Problem to work on:
Copy the lines holding the word "this", all of them.

Provided material:

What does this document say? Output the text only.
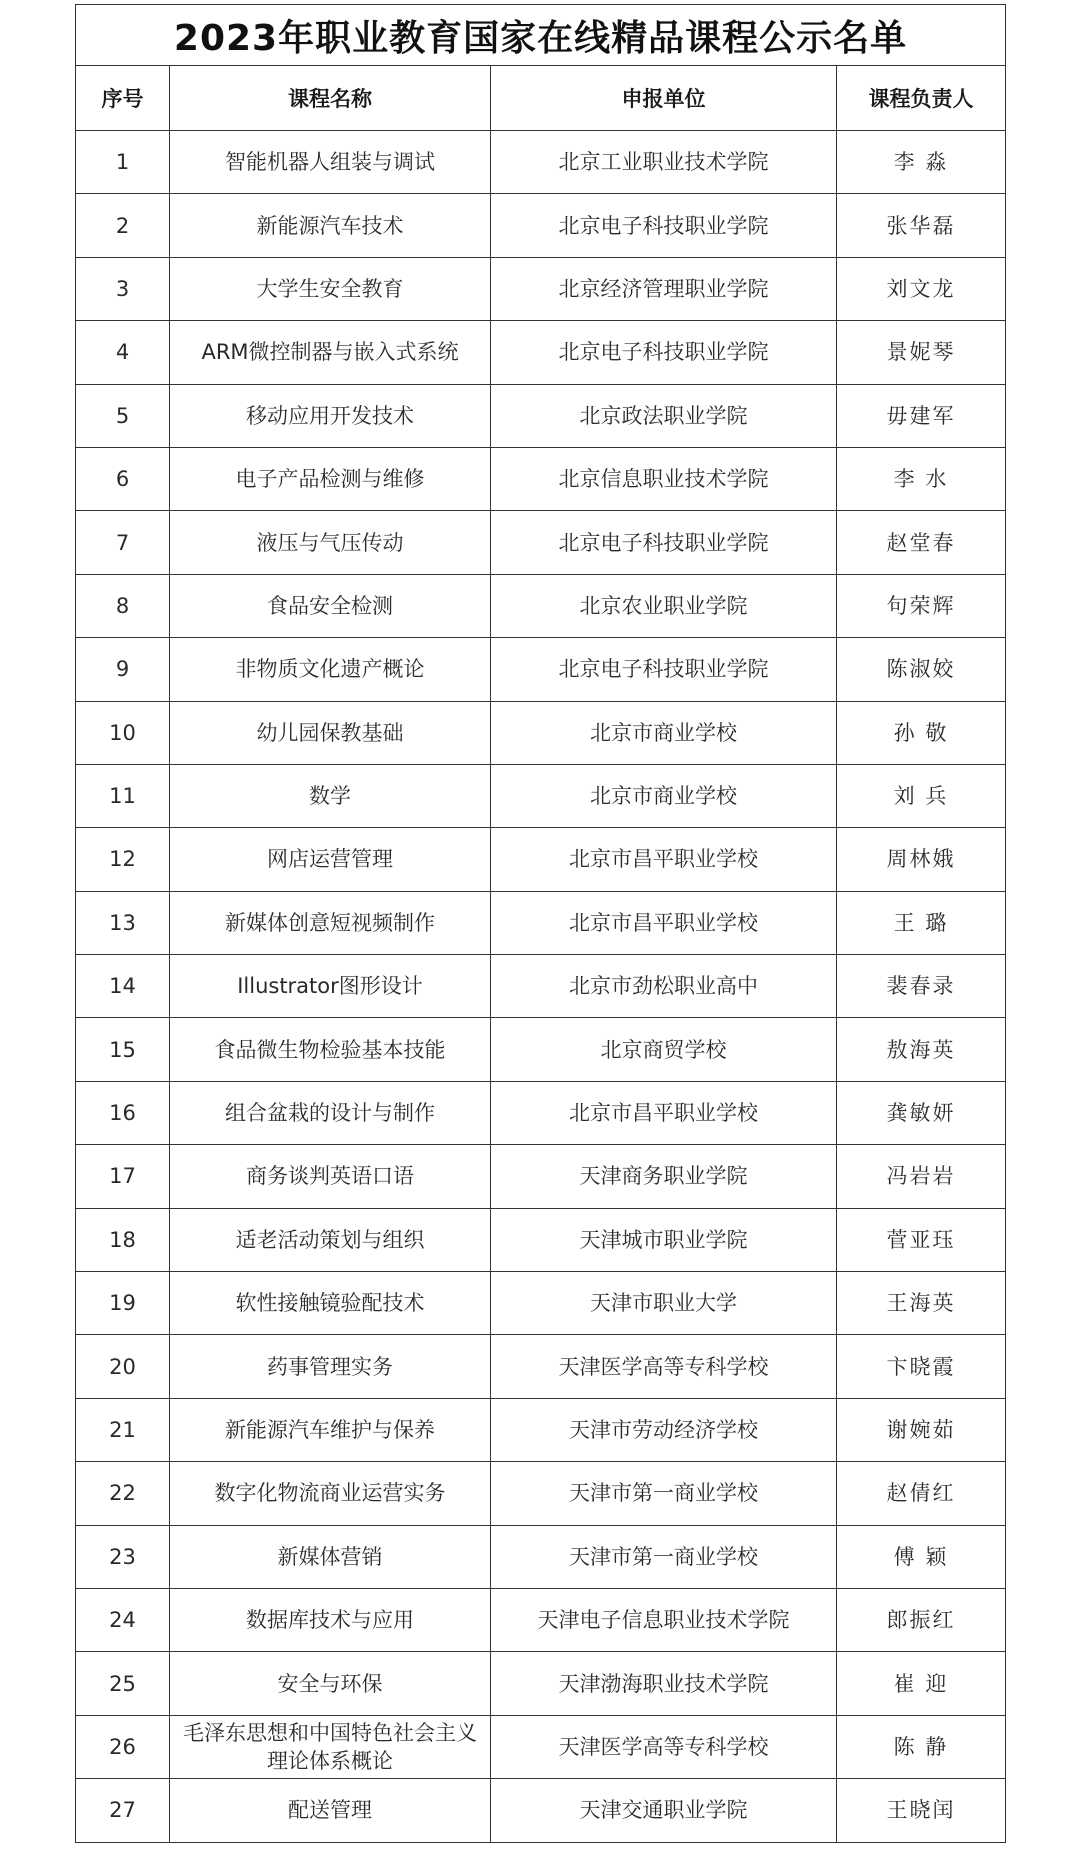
2023年职业教育国家在线精品课程公示名单			
序号	课程名称	申报单位	课程负责人
1	智能机器人组装与调试	北京工业职业技术学院	李 淼
2	新能源汽车技术	北京电子科技职业学院	张华磊
3	大学生安全教育	北京经济管理职业学院	刘文龙
4	ARM微控制器与嵌入式系统	北京电子科技职业学院	景妮琴
5	移动应用开发技术	北京政法职业学院	毋建军
6	电子产品检测与维修	北京信息职业技术学院	李 水
7	液压与气压传动	北京电子科技职业学院	赵堂春
8	食品安全检测	北京农业职业学院	句荣辉
9	非物质文化遗产概论	北京电子科技职业学院	陈淑姣
10	幼儿园保教基础	北京市商业学校	孙 敬
11	数学	北京市商业学校	刘 兵
12	网店运营管理	北京市昌平职业学校	周林娥
13	新媒体创意短视频制作	北京市昌平职业学校	王 璐
14	Illustrator图形设计	北京市劲松职业高中	裴春录
15	食品微生物检验基本技能	北京商贸学校	敖海英
16	组合盆栽的设计与制作	北京市昌平职业学校	龚敏妍
17	商务谈判英语口语	天津商务职业学院	冯岩岩
18	适老活动策划与组织	天津城市职业学院	菅亚珏
19	软性接触镜验配技术	天津市职业大学	王海英
20	药事管理实务	天津医学高等专科学校	卞晓霞
21	新能源汽车维护与保养	天津市劳动经济学校	谢婉茹
22	数字化物流商业运营实务	天津市第一商业学校	赵倩红
23	新媒体营销	天津市第一商业学校	傅 颖
24	数据库技术与应用	天津电子信息职业技术学院	郎振红
25	安全与环保	天津渤海职业技术学院	崔 迎
26	毛泽东思想和中国特色社会主义理论体系概论	天津医学高等专科学校	陈 静
27	配送管理	天津交通职业学院	王晓闰
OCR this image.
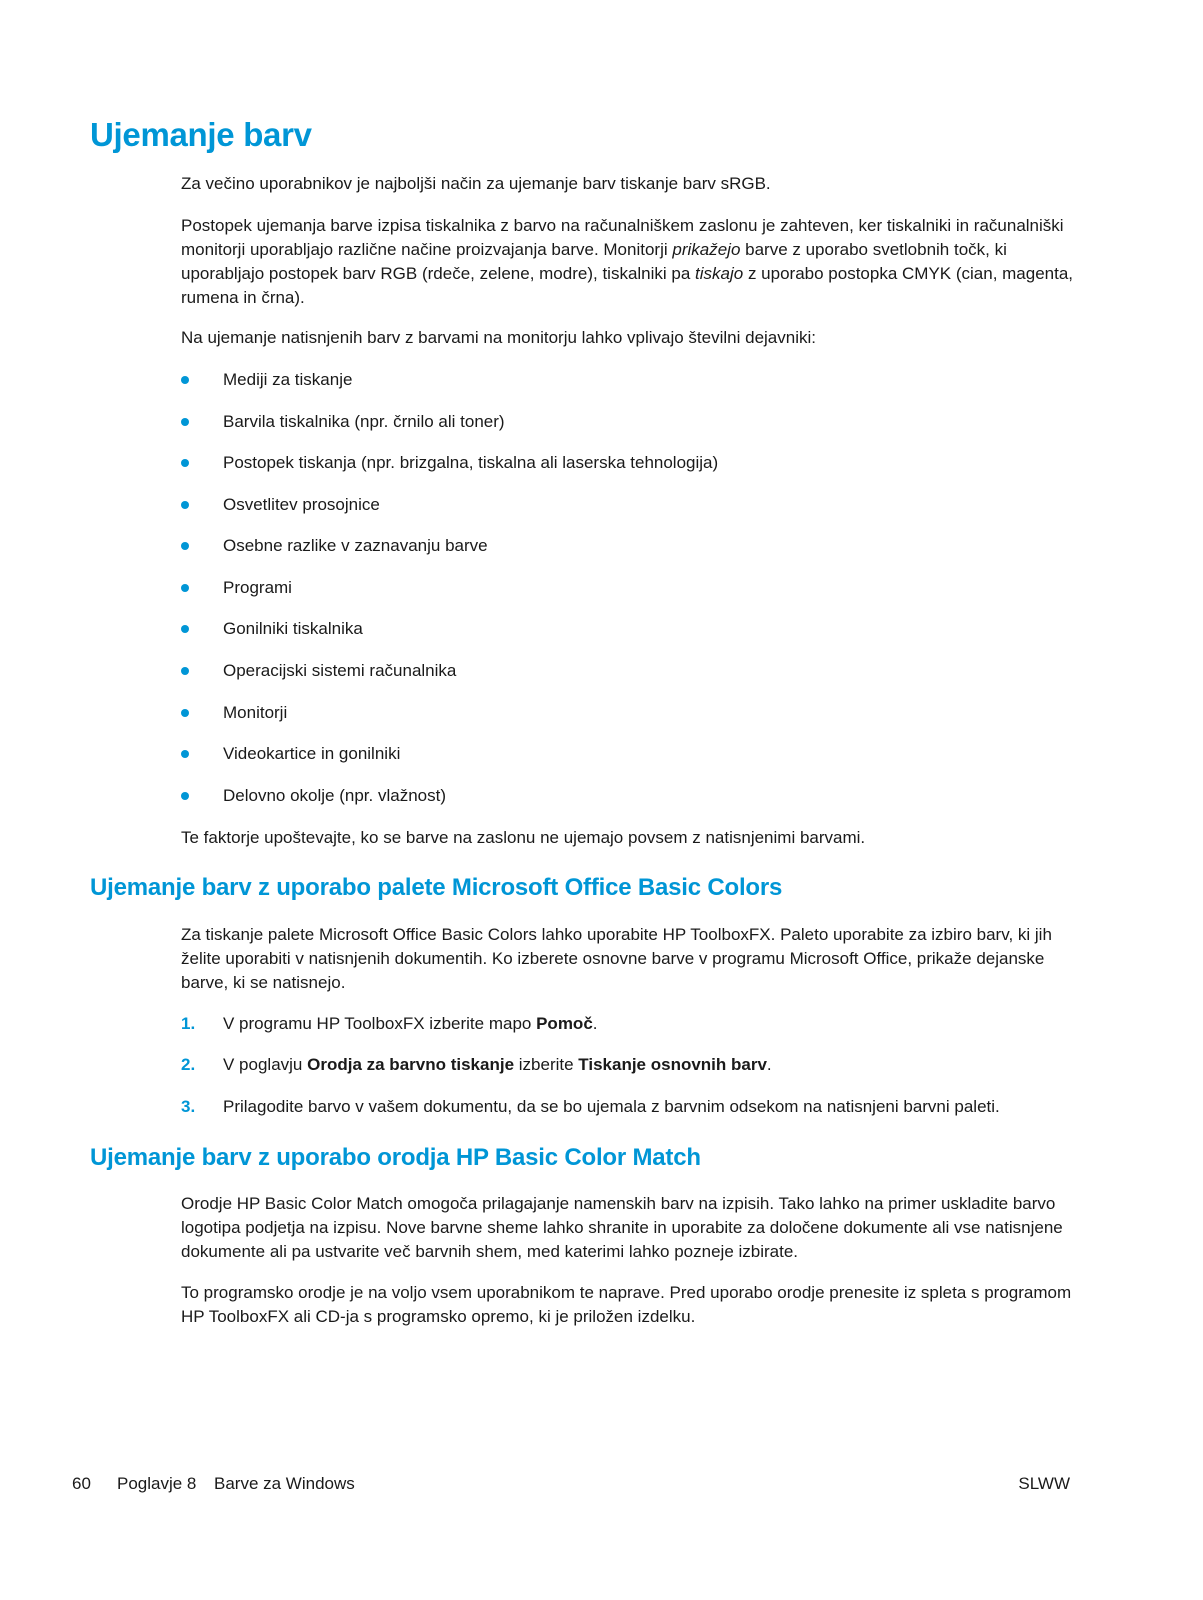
Ujemanje barv

Za večino uporabnikov je najboljši način za ujemanje barv tiskanje barv sRGB.

Postopek ujemanja barve izpisa tiskalnika z barvo na računalniškem zaslonu je zahteven, ker tiskalniki in računalniški monitorji uporabljajo različne načine proizvajanja barve. Monitorji prikažejo barve z uporabo svetlobnih točk, ki uporabljajo postopek barv RGB (rdeče, zelene, modre), tiskalniki pa tiskajo z uporabo postopka CMYK (cian, magenta, rumena in črna).

Na ujemanje natisnjenih barv z barvami na monitorju lahko vplivajo številni dejavniki:

Mediji za tiskanje
Barvila tiskalnika (npr. črnilo ali toner)
Postopek tiskanja (npr. brizgalna, tiskalna ali laserska tehnologija)
Osvetlitev prosojnice
Osebne razlike v zaznavanju barve
Programi
Gonilniki tiskalnika
Operacijski sistemi računalnika
Monitorji
Videokartice in gonilniki
Delovno okolje (npr. vlažnost)

Te faktorje upoštevajte, ko se barve na zaslonu ne ujemajo povsem z natisnjenimi barvami.

Ujemanje barv z uporabo palete Microsoft Office Basic Colors

Za tiskanje palete Microsoft Office Basic Colors lahko uporabite HP ToolboxFX. Paleto uporabite za izbiro barv, ki jih želite uporabiti v natisnjenih dokumentih. Ko izberete osnovne barve v programu Microsoft Office, prikaže dejanske barve, ki se natisnejo.

1. V programu HP ToolboxFX izberite mapo Pomoč.
2. V poglavju Orodja za barvno tiskanje izberite Tiskanje osnovnih barv.
3. Prilagodite barvo v vašem dokumentu, da se bo ujemala z barvnim odsekom na natisnjeni barvni paleti.
Ujemanje barv z uporabo orodja HP Basic Color Match

Orodje HP Basic Color Match omogoča prilagajanje namenskih barv na izpisih. Tako lahko na primer uskladite barvo logotipa podjetja na izpisu. Nove barvne sheme lahko shranite in uporabite za določene dokumente ali vse natisnjene dokumente ali pa ustvarite več barvnih shem, med katerimi lahko pozneje izbirate.

To programsko orodje je na voljo vsem uporabnikom te naprave. Pred uporabo orodje prenesite iz spleta s programom HP ToolboxFX ali CD-ja s programsko opremo, ki je priložen izdelku.

60 Poglavje 8 Barve za Windows	SLWW
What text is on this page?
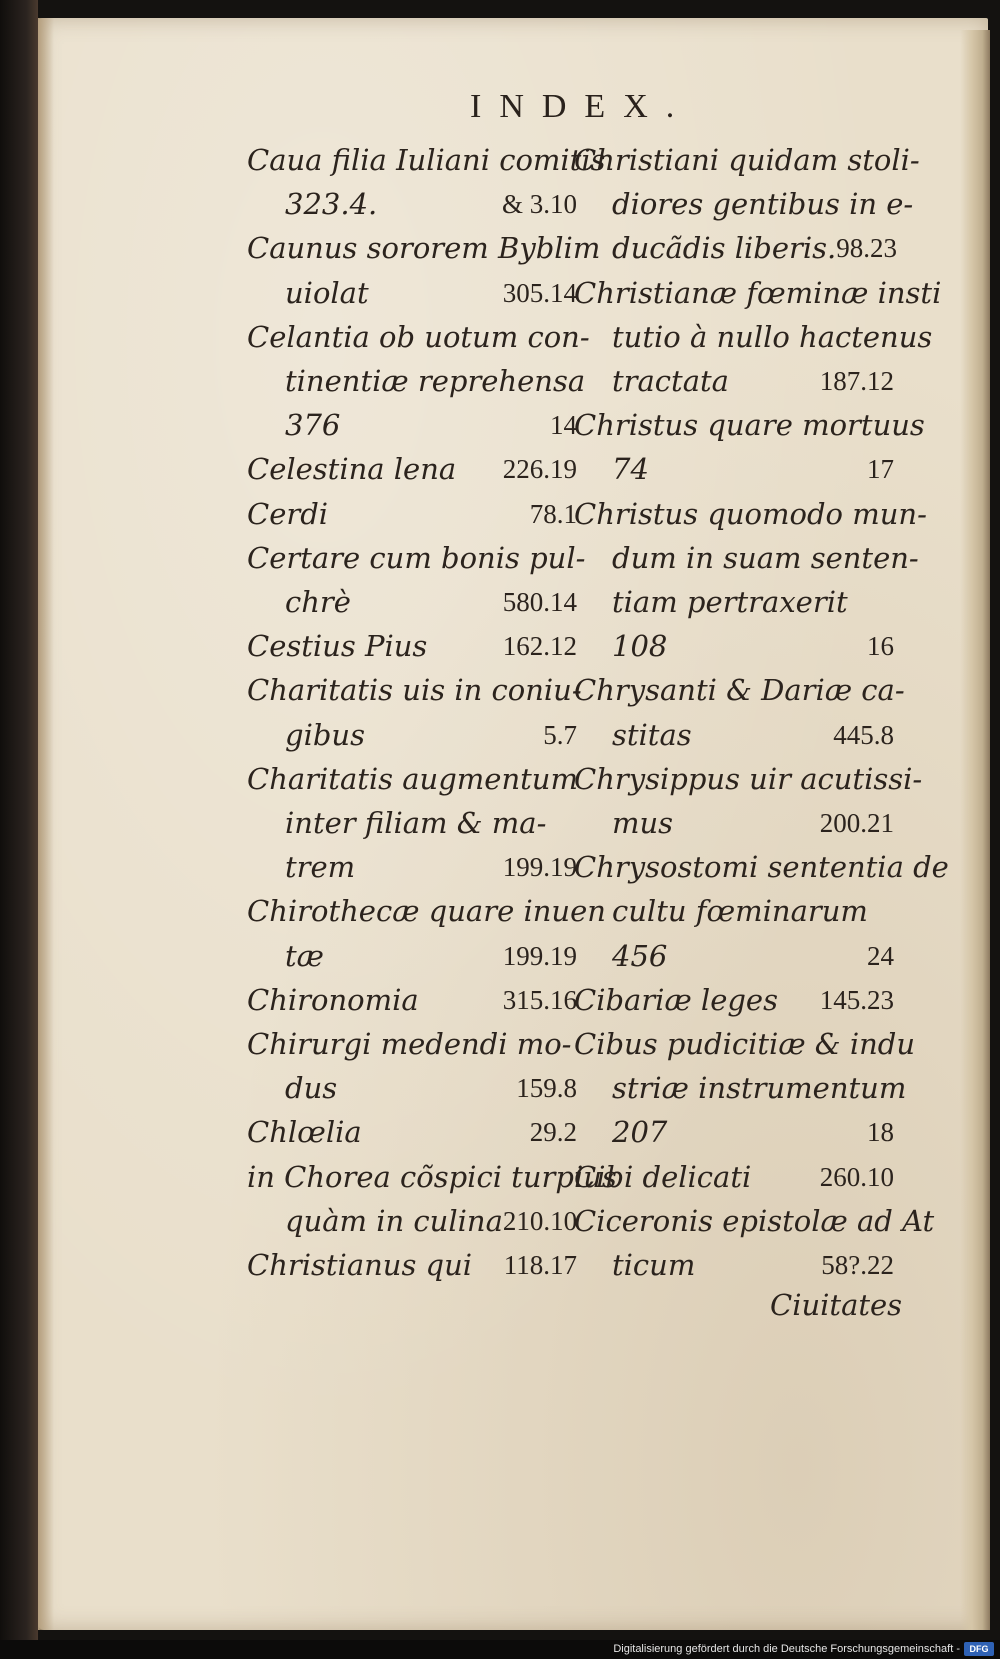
INDEX.
Caua filia Iuliani comitis
323.4.	& 3.10
Caunus sororem Byblim
uiolat	305.14
Celantia ob uotum con-
tinentiæ reprehensa
376	14
Celestina lena 226.19
Cerdi	78.1
Certare cum bonis pul-
chrè	580.14
Cestius Pius	162.12
Charitatis uis in coniu-
gibus	5.7
Charitatis augmentum
inter filiam & ma-
trem	199.19
Chirothecæ quare inuen
tæ	199.19
Chironomia	315.16
Chirurgi medendi mo-
dus	159.8
Chlœlia	29.2
in Chorea cõspici turpius
quàm in culina 210.10
Christianus qui 118.17
Christiani quidam stoli-
diores gentibus in e-
ducãdis liberis. 98.23
Christianæ fœminæ insti
tutio à nullo hactenus
tractata	187.12
Christus quare mortuus
74	17
Christus quomodo mun-
dum in suam senten-
tiam pertraxerit
108	16
Chrysanti & Dariæ ca-
stitas	445.8
Chrysippus uir acutissi-
mus	200.21
Chrysostomi sententia de
cultu fœminarum
456	24
Cibariæ leges 145.23
Cibus pudicitiæ & indu
striæ instrumentum
207	18
Cibi delicati	260.10
Ciceronis epistolæ ad At
ticum	58?.22
Ciuitates
Digitalisierung gefördert durch die Deutsche Forschungsgemeinschaft -	DFG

Finished exercise:
What does this document say? Output the text only.
OCR this image.
What text is on this page?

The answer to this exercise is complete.